_EXERCISE DESCRIPTION:_ An exact transcription of all the data is the expected reply.

---------- GIVEN INFORMATION ----------

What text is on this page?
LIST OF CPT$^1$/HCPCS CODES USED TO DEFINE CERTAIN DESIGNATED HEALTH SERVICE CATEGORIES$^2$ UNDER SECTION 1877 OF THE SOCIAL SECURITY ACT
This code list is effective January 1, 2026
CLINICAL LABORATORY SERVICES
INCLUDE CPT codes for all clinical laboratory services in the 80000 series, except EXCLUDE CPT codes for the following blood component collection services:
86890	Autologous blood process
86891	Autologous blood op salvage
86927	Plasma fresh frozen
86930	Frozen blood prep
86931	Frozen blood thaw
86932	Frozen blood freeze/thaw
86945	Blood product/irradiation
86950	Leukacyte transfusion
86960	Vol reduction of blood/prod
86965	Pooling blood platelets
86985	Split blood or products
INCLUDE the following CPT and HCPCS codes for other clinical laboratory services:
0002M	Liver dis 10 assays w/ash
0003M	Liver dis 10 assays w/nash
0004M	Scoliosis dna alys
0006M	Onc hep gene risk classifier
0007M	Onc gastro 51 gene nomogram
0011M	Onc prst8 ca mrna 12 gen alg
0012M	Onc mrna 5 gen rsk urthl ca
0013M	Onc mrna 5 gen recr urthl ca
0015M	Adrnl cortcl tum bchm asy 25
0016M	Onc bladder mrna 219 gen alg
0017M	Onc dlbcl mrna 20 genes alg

----------

_RESPONSE TO THIS TASK:_
What text is on this page?
LIST OF CPT$^1$/HCPCS CODES USED TO DEFINE CERTAIN DESIGNATED HEALTH SERVICE CATEGORIES$^2$ UNDER SECTION 1877 OF THE SOCIAL SECURITY ACT
This code list is effective January 1, 2026
CLINICAL LABORATORY SERVICES
INCLUDE CPT codes for all clinical laboratory services in the 80000 series, except EXCLUDE CPT codes for the following blood component collection services:
86890	Autologous blood process
86891	Autologous blood op salvage
86927	Plasma fresh frozen
86930	Frozen blood prep
86931	Frozen blood thaw
86932	Frozen blood freeze/thaw
86945	Blood product/irradiation
86950	Leukacyte transfusion
86960	Vol reduction of blood/prod
86965	Pooling blood platelets
86985	Split blood or products
INCLUDE the following CPT and HCPCS codes for other clinical laboratory services:
0002M	Liver dis 10 assays w/ash
0003M	Liver dis 10 assays w/nash
0004M	Scoliosis dna alys
0006M	Onc hep gene risk classifier
0007M	Onc gastro 51 gene nomogram
0011M	Onc prst8 ca mrna 12 gen alg
0012M	Onc mrna 5 gen rsk urthl ca
0013M	Onc mrna 5 gen recr urthl ca
0015M	Adrnl cortcl tum bchm asy 25
0016M	Onc bladder mrna 219 gen alg
0017M	Onc dlbcl mrna 20 genes alg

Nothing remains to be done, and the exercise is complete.